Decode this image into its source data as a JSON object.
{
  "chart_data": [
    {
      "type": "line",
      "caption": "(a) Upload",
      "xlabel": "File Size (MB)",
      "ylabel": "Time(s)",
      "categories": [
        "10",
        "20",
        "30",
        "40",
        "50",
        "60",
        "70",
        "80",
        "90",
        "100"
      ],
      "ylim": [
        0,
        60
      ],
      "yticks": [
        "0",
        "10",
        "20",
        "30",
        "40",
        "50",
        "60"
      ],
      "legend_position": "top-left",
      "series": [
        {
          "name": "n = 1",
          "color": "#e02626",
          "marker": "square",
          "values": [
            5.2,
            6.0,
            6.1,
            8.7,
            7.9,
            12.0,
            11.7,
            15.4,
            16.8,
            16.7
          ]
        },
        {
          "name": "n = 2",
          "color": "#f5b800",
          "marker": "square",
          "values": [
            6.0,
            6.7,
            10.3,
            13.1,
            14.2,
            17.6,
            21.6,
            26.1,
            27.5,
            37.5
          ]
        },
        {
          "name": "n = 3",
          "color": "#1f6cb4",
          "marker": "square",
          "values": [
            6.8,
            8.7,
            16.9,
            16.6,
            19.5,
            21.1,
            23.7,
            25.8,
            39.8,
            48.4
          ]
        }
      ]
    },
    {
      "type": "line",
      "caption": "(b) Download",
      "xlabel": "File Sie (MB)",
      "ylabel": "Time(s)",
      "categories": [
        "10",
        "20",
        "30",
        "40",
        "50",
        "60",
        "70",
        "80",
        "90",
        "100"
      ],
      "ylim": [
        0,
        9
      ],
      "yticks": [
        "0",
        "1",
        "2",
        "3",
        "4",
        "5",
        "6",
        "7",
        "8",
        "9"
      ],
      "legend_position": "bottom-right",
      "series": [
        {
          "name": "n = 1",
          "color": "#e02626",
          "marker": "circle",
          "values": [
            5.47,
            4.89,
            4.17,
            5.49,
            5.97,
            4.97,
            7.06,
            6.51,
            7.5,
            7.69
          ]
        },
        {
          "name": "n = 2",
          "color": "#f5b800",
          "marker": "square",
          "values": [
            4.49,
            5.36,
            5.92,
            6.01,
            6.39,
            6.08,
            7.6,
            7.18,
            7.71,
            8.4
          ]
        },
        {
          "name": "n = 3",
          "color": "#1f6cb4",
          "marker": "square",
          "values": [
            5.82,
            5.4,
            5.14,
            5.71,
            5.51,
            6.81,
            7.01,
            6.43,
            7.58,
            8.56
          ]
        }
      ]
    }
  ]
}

----

__Task instructions__.
Of all the lines above, how many contain the word "xlabel"? Answer with only the number.

__The completed task__.
2